[Start of Information given]

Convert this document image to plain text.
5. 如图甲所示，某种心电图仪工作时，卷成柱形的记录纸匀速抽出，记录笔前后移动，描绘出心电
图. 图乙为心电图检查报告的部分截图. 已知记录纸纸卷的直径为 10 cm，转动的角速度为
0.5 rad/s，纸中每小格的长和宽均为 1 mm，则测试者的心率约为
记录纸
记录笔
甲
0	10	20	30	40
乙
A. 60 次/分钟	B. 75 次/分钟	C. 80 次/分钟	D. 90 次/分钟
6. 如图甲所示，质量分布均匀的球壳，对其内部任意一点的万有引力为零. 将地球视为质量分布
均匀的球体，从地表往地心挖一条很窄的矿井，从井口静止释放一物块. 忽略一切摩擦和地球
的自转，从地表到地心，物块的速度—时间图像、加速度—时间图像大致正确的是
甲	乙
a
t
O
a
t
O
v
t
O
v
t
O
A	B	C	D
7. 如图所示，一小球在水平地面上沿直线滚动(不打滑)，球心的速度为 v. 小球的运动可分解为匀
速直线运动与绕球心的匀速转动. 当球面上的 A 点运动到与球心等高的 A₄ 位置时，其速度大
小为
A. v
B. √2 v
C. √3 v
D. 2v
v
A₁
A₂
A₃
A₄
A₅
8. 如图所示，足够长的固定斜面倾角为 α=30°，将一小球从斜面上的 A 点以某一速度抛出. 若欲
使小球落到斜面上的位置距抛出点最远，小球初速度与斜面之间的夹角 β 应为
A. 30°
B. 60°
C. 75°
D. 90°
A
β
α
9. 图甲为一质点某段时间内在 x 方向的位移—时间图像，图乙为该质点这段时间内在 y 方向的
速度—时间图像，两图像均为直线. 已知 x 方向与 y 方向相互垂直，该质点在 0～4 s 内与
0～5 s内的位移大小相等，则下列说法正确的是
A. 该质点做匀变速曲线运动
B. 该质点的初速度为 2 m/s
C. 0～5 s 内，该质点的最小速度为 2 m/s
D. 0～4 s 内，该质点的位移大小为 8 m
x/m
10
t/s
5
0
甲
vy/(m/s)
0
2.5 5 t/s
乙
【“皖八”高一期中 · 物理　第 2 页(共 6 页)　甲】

[End of Information given]

Reproduce the data shown above exactly.

Completed task
Convert this document image to plain text.
5. 如图甲所示，某种心电图仪工作时，卷成柱形的记录纸匀速抽出，记录笔前后移动，描绘出心电
图. 图乙为心电图检查报告的部分截图. 已知记录纸纸卷的直径为 10 cm，转动的角速度为
0.5 rad/s，纸中每小格的长和宽均为 1 mm，则测试者的心率约为
记录纸
记录笔
甲
0	10	20	30	40
乙
A. 60 次/分钟	B. 75 次/分钟	C. 80 次/分钟	D. 90 次/分钟
6. 如图甲所示，质量分布均匀的球壳，对其内部任意一点的万有引力为零. 将地球视为质量分布
均匀的球体，从地表往地心挖一条很窄的矿井，从井口静止释放一物块. 忽略一切摩擦和地球
的自转，从地表到地心，物块的速度—时间图像、加速度—时间图像大致正确的是
甲	乙
a
t
O
a
t
O
v
t
O
v
t
O
A	B	C	D
7. 如图所示，一小球在水平地面上沿直线滚动(不打滑)，球心的速度为 v. 小球的运动可分解为匀
速直线运动与绕球心的匀速转动. 当球面上的 A 点运动到与球心等高的 A₄ 位置时，其速度大
小为
A. v
B. √2 v
C. √3 v
D. 2v
v
A₁
A₂
A₃
A₄
A₅
8. 如图所示，足够长的固定斜面倾角为 α=30°，将一小球从斜面上的 A 点以某一速度抛出. 若欲
使小球落到斜面上的位置距抛出点最远，小球初速度与斜面之间的夹角 β 应为
A. 30°
B. 60°
C. 75°
D. 90°
A
β
α
9. 图甲为一质点某段时间内在 x 方向的位移—时间图像，图乙为该质点这段时间内在 y 方向的
速度—时间图像，两图像均为直线. 已知 x 方向与 y 方向相互垂直，该质点在 0～4 s 内与
0～5 s内的位移大小相等，则下列说法正确的是
A. 该质点做匀变速曲线运动
B. 该质点的初速度为 2 m/s
C. 0～5 s 内，该质点的最小速度为 2 m/s
D. 0～4 s 内，该质点的位移大小为 8 m
x/m
10
t/s
5
0
甲
vy/(m/s)
0
2.5 5 t/s
乙
【“皖八”高一期中 · 物理　第 2 页(共 6 页)　甲】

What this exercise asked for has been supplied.